Transcribe the entries below exactly.

[Extracted records]
####################

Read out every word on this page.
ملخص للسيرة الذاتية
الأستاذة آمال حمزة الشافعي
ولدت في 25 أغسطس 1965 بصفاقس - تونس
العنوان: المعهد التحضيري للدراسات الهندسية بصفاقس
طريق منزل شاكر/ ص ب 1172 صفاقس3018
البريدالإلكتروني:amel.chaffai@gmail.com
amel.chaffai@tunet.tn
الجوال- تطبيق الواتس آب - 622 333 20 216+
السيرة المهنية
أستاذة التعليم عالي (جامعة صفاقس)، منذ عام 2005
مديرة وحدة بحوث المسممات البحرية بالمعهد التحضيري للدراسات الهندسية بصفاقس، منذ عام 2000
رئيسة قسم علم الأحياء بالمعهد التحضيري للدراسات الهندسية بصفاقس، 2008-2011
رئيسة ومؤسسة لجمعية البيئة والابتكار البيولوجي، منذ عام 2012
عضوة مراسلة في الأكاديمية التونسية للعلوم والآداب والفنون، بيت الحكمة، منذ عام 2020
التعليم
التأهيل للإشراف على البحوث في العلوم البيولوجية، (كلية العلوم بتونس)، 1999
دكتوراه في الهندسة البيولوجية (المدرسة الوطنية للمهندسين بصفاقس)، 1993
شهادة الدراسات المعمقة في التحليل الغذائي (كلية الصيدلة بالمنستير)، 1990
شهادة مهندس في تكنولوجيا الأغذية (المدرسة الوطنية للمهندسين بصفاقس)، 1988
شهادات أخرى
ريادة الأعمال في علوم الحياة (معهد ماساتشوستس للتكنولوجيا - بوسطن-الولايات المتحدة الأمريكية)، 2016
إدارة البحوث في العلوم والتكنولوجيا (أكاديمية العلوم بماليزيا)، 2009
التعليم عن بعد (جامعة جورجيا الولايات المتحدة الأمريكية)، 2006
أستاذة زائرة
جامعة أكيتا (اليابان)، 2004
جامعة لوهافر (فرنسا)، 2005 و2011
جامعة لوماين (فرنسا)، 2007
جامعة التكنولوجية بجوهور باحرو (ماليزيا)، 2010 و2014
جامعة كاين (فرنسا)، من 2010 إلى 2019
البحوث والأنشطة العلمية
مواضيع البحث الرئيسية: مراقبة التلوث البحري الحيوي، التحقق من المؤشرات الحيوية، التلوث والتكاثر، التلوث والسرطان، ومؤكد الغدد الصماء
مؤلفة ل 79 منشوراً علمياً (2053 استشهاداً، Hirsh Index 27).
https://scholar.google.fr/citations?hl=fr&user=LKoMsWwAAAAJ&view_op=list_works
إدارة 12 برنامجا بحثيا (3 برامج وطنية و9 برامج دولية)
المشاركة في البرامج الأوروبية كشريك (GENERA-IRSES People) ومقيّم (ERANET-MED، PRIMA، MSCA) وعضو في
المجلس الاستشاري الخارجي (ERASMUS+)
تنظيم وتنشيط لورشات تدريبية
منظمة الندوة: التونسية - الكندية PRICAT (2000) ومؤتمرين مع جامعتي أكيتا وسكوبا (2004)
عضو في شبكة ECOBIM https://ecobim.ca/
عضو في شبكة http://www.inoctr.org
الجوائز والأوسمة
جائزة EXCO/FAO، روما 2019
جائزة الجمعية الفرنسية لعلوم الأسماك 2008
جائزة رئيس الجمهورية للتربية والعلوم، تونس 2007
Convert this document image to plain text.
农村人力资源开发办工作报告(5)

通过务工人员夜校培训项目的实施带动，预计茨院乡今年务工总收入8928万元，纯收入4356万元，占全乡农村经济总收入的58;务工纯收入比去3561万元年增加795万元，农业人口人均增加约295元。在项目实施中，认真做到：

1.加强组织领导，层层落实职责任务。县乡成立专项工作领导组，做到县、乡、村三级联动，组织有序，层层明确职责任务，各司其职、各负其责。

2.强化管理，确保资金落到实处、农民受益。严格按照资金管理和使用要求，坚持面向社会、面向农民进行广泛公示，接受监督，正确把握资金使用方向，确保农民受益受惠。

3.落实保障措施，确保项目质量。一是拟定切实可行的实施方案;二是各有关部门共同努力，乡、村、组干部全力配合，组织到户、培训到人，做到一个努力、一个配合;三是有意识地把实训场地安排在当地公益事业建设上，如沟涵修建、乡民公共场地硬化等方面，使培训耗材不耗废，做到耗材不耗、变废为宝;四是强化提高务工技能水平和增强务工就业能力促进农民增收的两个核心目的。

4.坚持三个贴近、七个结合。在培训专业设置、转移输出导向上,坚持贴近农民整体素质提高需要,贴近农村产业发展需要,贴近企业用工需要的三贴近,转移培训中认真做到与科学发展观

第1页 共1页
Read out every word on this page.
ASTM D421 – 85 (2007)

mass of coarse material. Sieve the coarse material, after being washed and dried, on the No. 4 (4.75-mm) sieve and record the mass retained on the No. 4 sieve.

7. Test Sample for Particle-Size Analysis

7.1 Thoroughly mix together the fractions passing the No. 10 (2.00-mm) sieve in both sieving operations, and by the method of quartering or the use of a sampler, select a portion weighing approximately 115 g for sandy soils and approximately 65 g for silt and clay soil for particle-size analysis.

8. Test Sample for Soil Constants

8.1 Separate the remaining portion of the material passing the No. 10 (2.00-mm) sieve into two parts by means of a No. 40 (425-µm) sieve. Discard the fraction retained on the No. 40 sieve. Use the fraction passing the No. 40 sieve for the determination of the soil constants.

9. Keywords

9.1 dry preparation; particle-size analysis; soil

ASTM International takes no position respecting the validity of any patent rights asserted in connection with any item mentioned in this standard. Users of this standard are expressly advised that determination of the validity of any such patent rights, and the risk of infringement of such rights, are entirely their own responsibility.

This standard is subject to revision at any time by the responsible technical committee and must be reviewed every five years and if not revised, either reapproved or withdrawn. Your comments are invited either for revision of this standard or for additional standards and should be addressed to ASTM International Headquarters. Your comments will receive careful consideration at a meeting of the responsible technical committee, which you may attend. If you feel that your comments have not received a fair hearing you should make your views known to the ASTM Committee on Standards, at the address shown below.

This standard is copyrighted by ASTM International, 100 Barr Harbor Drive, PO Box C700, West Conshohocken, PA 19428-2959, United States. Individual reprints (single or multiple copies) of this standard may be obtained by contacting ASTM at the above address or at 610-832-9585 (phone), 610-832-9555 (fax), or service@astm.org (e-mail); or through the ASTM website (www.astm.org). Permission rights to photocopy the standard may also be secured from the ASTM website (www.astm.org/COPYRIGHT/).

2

####################

Answer to the task:
Read out every word on this page.
ملخص للسيرة الذاتية
الأستاذة آمال حمزة الشافعي
ولدت في 25 أغسطس 1965 بصفاقس - تونس
العنوان: المعهد التحضيري للدراسات الهندسية بصفاقس
طريق منزل شاكر/ ص ب 1172 صفاقس3018
البريدالإلكتروني:amel.chaffai@gmail.com
amel.chaffai@tunet.tn
الجوال- تطبيق الواتس آب - 622 333 20 216+
السيرة المهنية
أستاذة التعليم عالي (جامعة صفاقس)، منذ عام 2005
مديرة وحدة بحوث المسممات البحرية بالمعهد التحضيري للدراسات الهندسية بصفاقس، منذ عام 2000
رئيسة قسم علم الأحياء بالمعهد التحضيري للدراسات الهندسية بصفاقس، 2008-2011
رئيسة ومؤسسة لجمعية البيئة والابتكار البيولوجي، منذ عام 2012
عضوة مراسلة في الأكاديمية التونسية للعلوم والآداب والفنون، بيت الحكمة، منذ عام 2020
التعليم
التأهيل للإشراف على البحوث في العلوم البيولوجية، (كلية العلوم بتونس)، 1999
دكتوراه في الهندسة البيولوجية (المدرسة الوطنية للمهندسين بصفاقس)، 1993
شهادة الدراسات المعمقة في التحليل الغذائي (كلية الصيدلة بالمنستير)، 1990
شهادة مهندس في تكنولوجيا الأغذية (المدرسة الوطنية للمهندسين بصفاقس)، 1988
شهادات أخرى
ريادة الأعمال في علوم الحياة (معهد ماساتشوستس للتكنولوجيا - بوسطن-الولايات المتحدة الأمريكية)، 2016
إدارة البحوث في العلوم والتكنولوجيا (أكاديمية العلوم بماليزيا)، 2009
التعليم عن بعد (جامعة جورجيا الولايات المتحدة الأمريكية)، 2006
أستاذة زائرة
جامعة أكيتا (اليابان)، 2004
جامعة لوهافر (فرنسا)، 2005 و2011
جامعة لوماين (فرنسا)، 2007
جامعة التكنولوجية بجوهور باحرو (ماليزيا)، 2010 و2014
جامعة كاين (فرنسا)، من 2010 إلى 2019
البحوث والأنشطة العلمية
مواضيع البحث الرئيسية: مراقبة التلوث البحري الحيوي، التحقق من المؤشرات الحيوية، التلوث والتكاثر، التلوث والسرطان، ومؤكد الغدد الصماء
مؤلفة ل 79 منشوراً علمياً (2053 استشهاداً، Hirsh Index 27).
https://scholar.google.fr/citations?hl=fr&user=LKoMsWwAAAAJ&view_op=list_works
إدارة 12 برنامجا بحثيا (3 برامج وطنية و9 برامج دولية)
المشاركة في البرامج الأوروبية كشريك (GENERA-IRSES People) ومقيّم (ERANET-MED، PRIMA، MSCA) وعضو في
المجلس الاستشاري الخارجي (ERASMUS+)
تنظيم وتنشيط لورشات تدريبية
منظمة الندوة: التونسية - الكندية PRICAT (2000) ومؤتمرين مع جامعتي أكيتا وسكوبا (2004)
عضو في شبكة ECOBIM https://ecobim.ca/
عضو في شبكة http://www.inoctr.org
الجوائز والأوسمة
جائزة EXCO/FAO، روما 2019
جائزة الجمعية الفرنسية لعلوم الأسماك 2008
جائزة رئيس الجمهورية للتربية والعلوم، تونس 2007
Convert this document image to plain text.
农村人力资源开发办工作报告(5)

通过务工人员夜校培训项目的实施带动，预计茨院乡今年务工总收入8928万元，纯收入4356万元，占全乡农村经济总收入的58;务工纯收入比去3561万元年增加795万元，农业人口人均增加约295元。在项目实施中，认真做到：

1.加强组织领导，层层落实职责任务。县乡成立专项工作领导组，做到县、乡、村三级联动，组织有序，层层明确职责任务，各司其职、各负其责。

2.强化管理，确保资金落到实处、农民受益。严格按照资金管理和使用要求，坚持面向社会、面向农民进行广泛公示，接受监督，正确把握资金使用方向，确保农民受益受惠。

3.落实保障措施，确保项目质量。一是拟定切实可行的实施方案;二是各有关部门共同努力，乡、村、组干部全力配合，组织到户、培训到人，做到一个努力、一个配合;三是有意识地把实训场地安排在当地公益事业建设上，如沟涵修建、乡民公共场地硬化等方面，使培训耗材不耗废，做到耗材不耗、变废为宝;四是强化提高务工技能水平和增强务工就业能力促进农民增收的两个核心目的。

4.坚持三个贴近、七个结合。在培训专业设置、转移输出导向上,坚持贴近农民整体素质提高需要,贴近农村产业发展需要,贴近企业用工需要的三贴近,转移培训中认真做到与科学发展观

第1页 共1页
Read out every word on this page.
ASTM D421 – 85 (2007)

mass of coarse material. Sieve the coarse material, after being washed and dried, on the No. 4 (4.75-mm) sieve and record the mass retained on the No. 4 sieve.

7. Test Sample for Particle-Size Analysis

7.1 Thoroughly mix together the fractions passing the No. 10 (2.00-mm) sieve in both sieving operations, and by the method of quartering or the use of a sampler, select a portion weighing approximately 115 g for sandy soils and approximately 65 g for silt and clay soil for particle-size analysis.

8. Test Sample for Soil Constants

8.1 Separate the remaining portion of the material passing the No. 10 (2.00-mm) sieve into two parts by means of a No. 40 (425-µm) sieve. Discard the fraction retained on the No. 40 sieve. Use the fraction passing the No. 40 sieve for the determination of the soil constants.

9. Keywords

9.1 dry preparation; particle-size analysis; soil

ASTM International takes no position respecting the validity of any patent rights asserted in connection with any item mentioned in this standard. Users of this standard are expressly advised that determination of the validity of any such patent rights, and the risk of infringement of such rights, are entirely their own responsibility.

This standard is subject to revision at any time by the responsible technical committee and must be reviewed every five years and if not revised, either reapproved or withdrawn. Your comments are invited either for revision of this standard or for additional standards and should be addressed to ASTM International Headquarters. Your comments will receive careful consideration at a meeting of the responsible technical committee, which you may attend. If you feel that your comments have not received a fair hearing you should make your views known to the ASTM Committee on Standards, at the address shown below.

This standard is copyrighted by ASTM International, 100 Barr Harbor Drive, PO Box C700, West Conshohocken, PA 19428-2959, United States. Individual reprints (single or multiple copies) of this standard may be obtained by contacting ASTM at the above address or at 610-832-9585 (phone), 610-832-9555 (fax), or service@astm.org (e-mail); or through the ASTM website (www.astm.org). Permission rights to photocopy the standard may also be secured from the ASTM website (www.astm.org/COPYRIGHT/).

2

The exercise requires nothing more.